== Stated exercise ==
Output all of the entries below precisely as written.

* begin Material provided *

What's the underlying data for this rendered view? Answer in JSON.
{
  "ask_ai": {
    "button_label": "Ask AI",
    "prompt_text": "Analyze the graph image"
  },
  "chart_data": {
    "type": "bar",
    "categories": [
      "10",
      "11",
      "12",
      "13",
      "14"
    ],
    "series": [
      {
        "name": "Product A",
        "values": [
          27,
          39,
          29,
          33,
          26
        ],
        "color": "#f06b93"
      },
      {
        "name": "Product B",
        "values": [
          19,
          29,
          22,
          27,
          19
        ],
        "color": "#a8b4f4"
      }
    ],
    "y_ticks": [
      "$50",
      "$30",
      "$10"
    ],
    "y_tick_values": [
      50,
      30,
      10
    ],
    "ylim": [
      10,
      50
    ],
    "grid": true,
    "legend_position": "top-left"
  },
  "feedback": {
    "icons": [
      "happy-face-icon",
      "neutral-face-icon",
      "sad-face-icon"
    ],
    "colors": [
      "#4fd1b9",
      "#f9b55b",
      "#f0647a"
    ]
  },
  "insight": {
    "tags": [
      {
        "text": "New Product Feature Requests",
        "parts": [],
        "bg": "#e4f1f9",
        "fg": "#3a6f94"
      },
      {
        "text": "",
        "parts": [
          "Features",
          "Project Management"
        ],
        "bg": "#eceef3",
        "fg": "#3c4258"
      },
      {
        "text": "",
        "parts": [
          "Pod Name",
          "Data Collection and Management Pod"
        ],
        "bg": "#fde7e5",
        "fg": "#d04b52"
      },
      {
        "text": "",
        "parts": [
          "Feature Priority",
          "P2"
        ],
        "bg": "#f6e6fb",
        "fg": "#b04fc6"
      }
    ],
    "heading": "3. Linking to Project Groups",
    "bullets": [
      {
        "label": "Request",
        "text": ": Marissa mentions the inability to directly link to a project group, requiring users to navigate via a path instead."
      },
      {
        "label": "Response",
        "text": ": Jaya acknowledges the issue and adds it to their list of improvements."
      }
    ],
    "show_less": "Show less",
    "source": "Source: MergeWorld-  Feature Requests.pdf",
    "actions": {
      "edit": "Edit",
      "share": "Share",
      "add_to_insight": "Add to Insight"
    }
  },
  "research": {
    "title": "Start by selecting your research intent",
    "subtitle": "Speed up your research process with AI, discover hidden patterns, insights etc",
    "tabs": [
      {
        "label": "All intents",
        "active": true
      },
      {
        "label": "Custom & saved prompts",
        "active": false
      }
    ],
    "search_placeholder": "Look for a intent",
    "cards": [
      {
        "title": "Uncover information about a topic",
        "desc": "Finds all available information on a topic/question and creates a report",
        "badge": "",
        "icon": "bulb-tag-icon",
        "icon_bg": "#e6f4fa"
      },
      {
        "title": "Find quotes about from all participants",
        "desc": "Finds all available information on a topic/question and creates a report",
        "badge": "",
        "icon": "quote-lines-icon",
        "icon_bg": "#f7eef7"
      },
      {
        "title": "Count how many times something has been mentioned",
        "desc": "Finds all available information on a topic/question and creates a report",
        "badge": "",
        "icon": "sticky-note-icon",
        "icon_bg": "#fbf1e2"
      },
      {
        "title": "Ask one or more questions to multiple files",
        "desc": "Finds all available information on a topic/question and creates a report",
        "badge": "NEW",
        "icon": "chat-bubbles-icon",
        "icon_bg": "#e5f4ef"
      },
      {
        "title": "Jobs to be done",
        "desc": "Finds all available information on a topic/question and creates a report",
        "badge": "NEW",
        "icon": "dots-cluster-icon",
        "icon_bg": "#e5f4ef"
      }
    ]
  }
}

* end Material provided *

== Written answer ==
What's the underlying data for this rendered view? Answer in JSON.
{
  "ask_ai": {
    "button_label": "Ask AI",
    "prompt_text": "Analyze the graph image"
  },
  "chart_data": {
    "type": "bar",
    "categories": [
      "10",
      "11",
      "12",
      "13",
      "14"
    ],
    "series": [
      {
        "name": "Product A",
        "values": [
          27,
          39,
          29,
          33,
          26
        ],
        "color": "#f06b93"
      },
      {
        "name": "Product B",
        "values": [
          19,
          29,
          22,
          27,
          19
        ],
        "color": "#a8b4f4"
      }
    ],
    "y_ticks": [
      "$50",
      "$30",
      "$10"
    ],
    "y_tick_values": [
      50,
      30,
      10
    ],
    "ylim": [
      10,
      50
    ],
    "grid": true,
    "legend_position": "top-left"
  },
  "feedback": {
    "icons": [
      "happy-face-icon",
      "neutral-face-icon",
      "sad-face-icon"
    ],
    "colors": [
      "#4fd1b9",
      "#f9b55b",
      "#f0647a"
    ]
  },
  "insight": {
    "tags": [
      {
        "text": "New Product Feature Requests",
        "parts": [],
        "bg": "#e4f1f9",
        "fg": "#3a6f94"
      },
      {
        "text": "",
        "parts": [
          "Features",
          "Project Management"
        ],
        "bg": "#eceef3",
        "fg": "#3c4258"
      },
      {
        "text": "",
        "parts": [
          "Pod Name",
          "Data Collection and Management Pod"
        ],
        "bg": "#fde7e5",
        "fg": "#d04b52"
      },
      {
        "text": "",
        "parts": [
          "Feature Priority",
          "P2"
        ],
        "bg": "#f6e6fb",
        "fg": "#b04fc6"
      }
    ],
    "heading": "3. Linking to Project Groups",
    "bullets": [
      {
        "label": "Request",
        "text": ": Marissa mentions the inability to directly link to a project group, requiring users to navigate via a path instead."
      },
      {
        "label": "Response",
        "text": ": Jaya acknowledges the issue and adds it to their list of improvements."
      }
    ],
    "show_less": "Show less",
    "source": "Source: MergeWorld-  Feature Requests.pdf",
    "actions": {
      "edit": "Edit",
      "share": "Share",
      "add_to_insight": "Add to Insight"
    }
  },
  "research": {
    "title": "Start by selecting your research intent",
    "subtitle": "Speed up your research process with AI, discover hidden patterns, insights etc",
    "tabs": [
      {
        "label": "All intents",
        "active": true
      },
      {
        "label": "Custom & saved prompts",
        "active": false
      }
    ],
    "search_placeholder": "Look for a intent",
    "cards": [
      {
        "title": "Uncover information about a topic",
        "desc": "Finds all available information on a topic/question and creates a report",
        "badge": "",
        "icon": "bulb-tag-icon",
        "icon_bg": "#e6f4fa"
      },
      {
        "title": "Find quotes about from all participants",
        "desc": "Finds all available information on a topic/question and creates a report",
        "badge": "",
        "icon": "quote-lines-icon",
        "icon_bg": "#f7eef7"
      },
      {
        "title": "Count how many times something has been mentioned",
        "desc": "Finds all available information on a topic/question and creates a report",
        "badge": "",
        "icon": "sticky-note-icon",
        "icon_bg": "#fbf1e2"
      },
      {
        "title": "Ask one or more questions to multiple files",
        "desc": "Finds all available information on a topic/question and creates a report",
        "badge": "NEW",
        "icon": "chat-bubbles-icon",
        "icon_bg": "#e5f4ef"
      },
      {
        "title": "Jobs to be done",
        "desc": "Finds all available information on a topic/question and creates a report",
        "badge": "NEW",
        "icon": "dots-cluster-icon",
        "icon_bg": "#e5f4ef"
      }
    ]
  }
}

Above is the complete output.